What you need to do: Transcribe every line exactly and omit anything that is a picture.

:: Records to process

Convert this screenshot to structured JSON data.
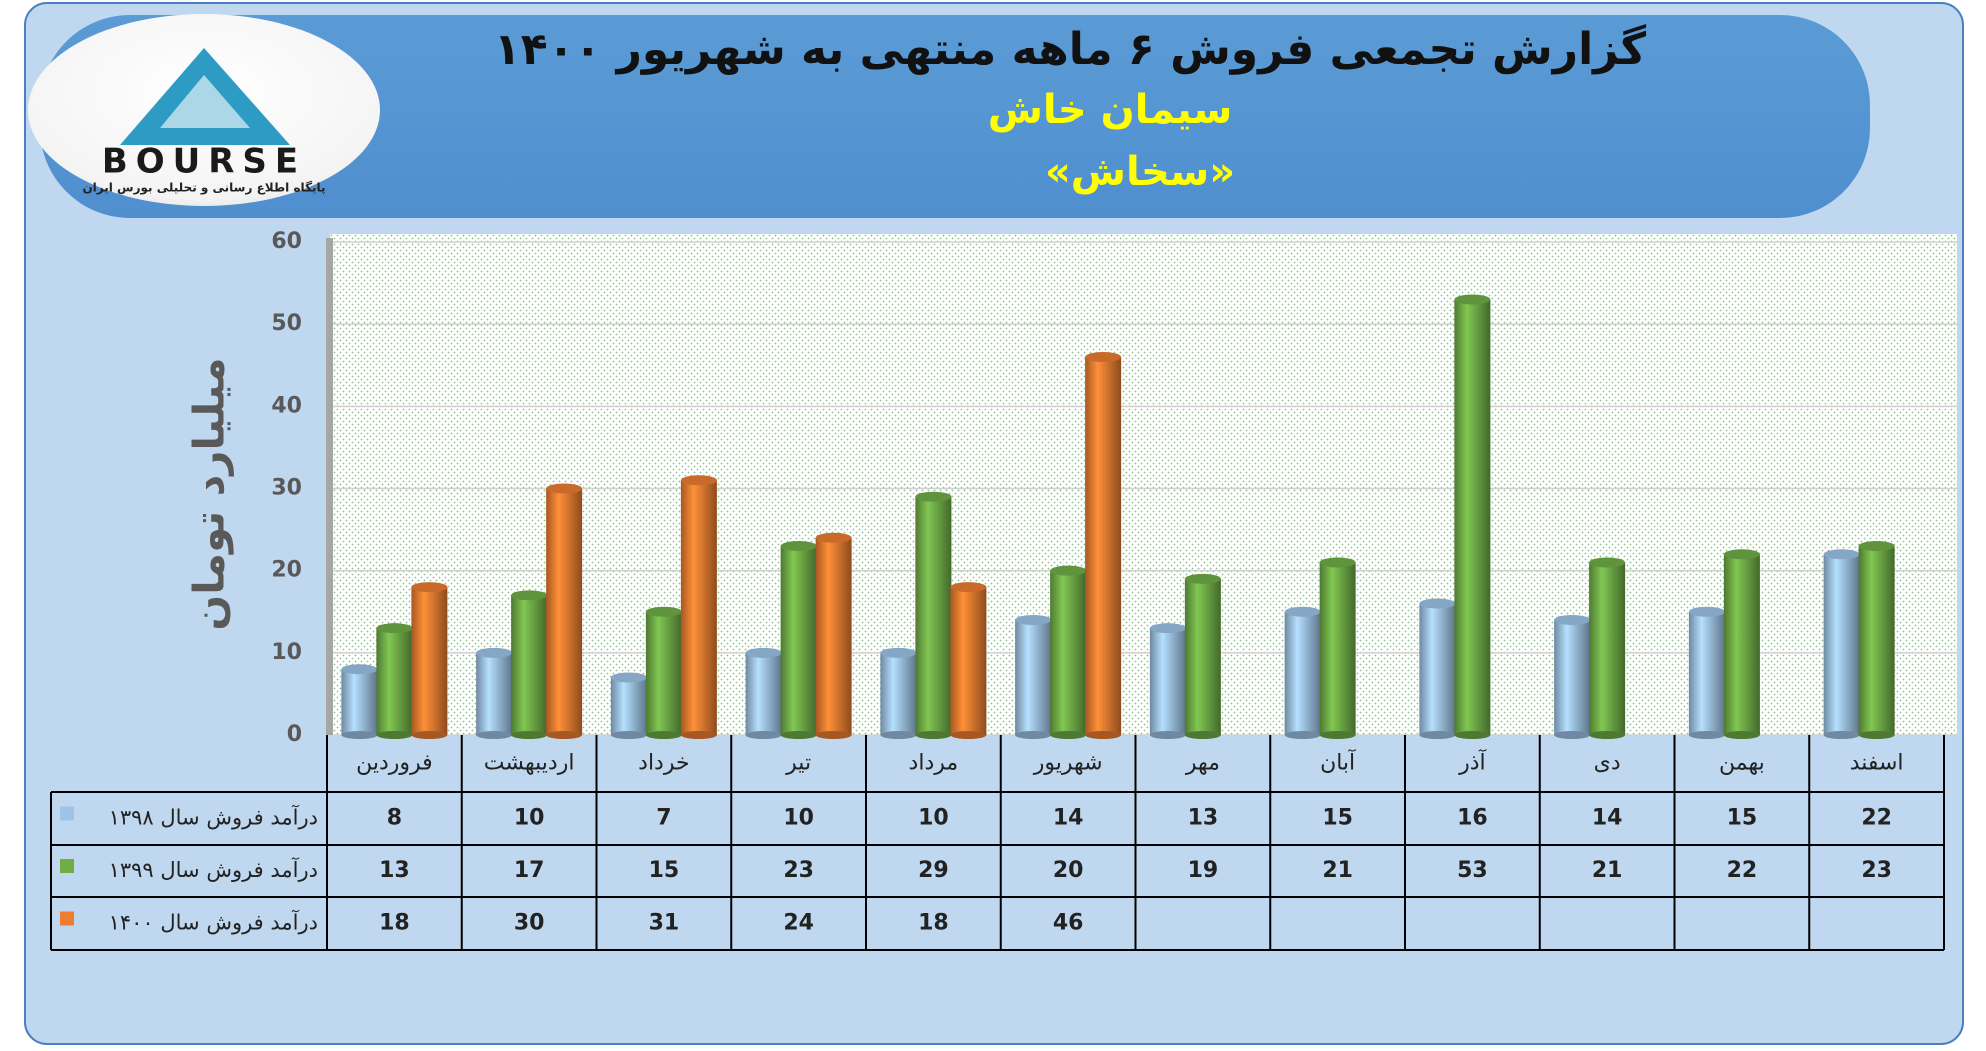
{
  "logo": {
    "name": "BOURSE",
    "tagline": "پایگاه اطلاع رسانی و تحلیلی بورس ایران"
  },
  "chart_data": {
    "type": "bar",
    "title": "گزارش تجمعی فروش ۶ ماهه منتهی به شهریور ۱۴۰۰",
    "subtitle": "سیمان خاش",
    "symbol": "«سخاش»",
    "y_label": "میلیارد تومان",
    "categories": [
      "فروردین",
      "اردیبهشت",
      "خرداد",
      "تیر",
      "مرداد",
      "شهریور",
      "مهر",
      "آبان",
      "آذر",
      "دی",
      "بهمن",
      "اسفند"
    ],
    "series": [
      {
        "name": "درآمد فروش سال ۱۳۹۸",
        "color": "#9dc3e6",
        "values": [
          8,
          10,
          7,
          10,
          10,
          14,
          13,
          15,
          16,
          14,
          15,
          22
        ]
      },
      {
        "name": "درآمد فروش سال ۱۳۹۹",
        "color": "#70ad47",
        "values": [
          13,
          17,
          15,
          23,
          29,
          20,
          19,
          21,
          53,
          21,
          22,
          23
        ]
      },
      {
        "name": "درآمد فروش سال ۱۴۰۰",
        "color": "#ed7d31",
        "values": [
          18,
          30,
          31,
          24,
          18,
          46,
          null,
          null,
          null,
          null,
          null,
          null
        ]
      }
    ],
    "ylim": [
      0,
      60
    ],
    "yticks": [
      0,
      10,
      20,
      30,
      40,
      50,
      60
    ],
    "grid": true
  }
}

::::

Correct response:
Convert this screenshot to structured JSON data.
{
  "logo": {
    "name": "BOURSE",
    "tagline": "پایگاه اطلاع رسانی و تحلیلی بورس ایران"
  },
  "chart_data": {
    "type": "bar",
    "title": "گزارش تجمعی فروش ۶ ماهه منتهی به شهریور ۱۴۰۰",
    "subtitle": "سیمان خاش",
    "symbol": "«سخاش»",
    "y_label": "میلیارد تومان",
    "categories": [
      "فروردین",
      "اردیبهشت",
      "خرداد",
      "تیر",
      "مرداد",
      "شهریور",
      "مهر",
      "آبان",
      "آذر",
      "دی",
      "بهمن",
      "اسفند"
    ],
    "series": [
      {
        "name": "درآمد فروش سال ۱۳۹۸",
        "color": "#9dc3e6",
        "values": [
          8,
          10,
          7,
          10,
          10,
          14,
          13,
          15,
          16,
          14,
          15,
          22
        ]
      },
      {
        "name": "درآمد فروش سال ۱۳۹۹",
        "color": "#70ad47",
        "values": [
          13,
          17,
          15,
          23,
          29,
          20,
          19,
          21,
          53,
          21,
          22,
          23
        ]
      },
      {
        "name": "درآمد فروش سال ۱۴۰۰",
        "color": "#ed7d31",
        "values": [
          18,
          30,
          31,
          24,
          18,
          46,
          null,
          null,
          null,
          null,
          null,
          null
        ]
      }
    ],
    "ylim": [
      0,
      60
    ],
    "yticks": [
      0,
      10,
      20,
      30,
      40,
      50,
      60
    ],
    "grid": true
  }
}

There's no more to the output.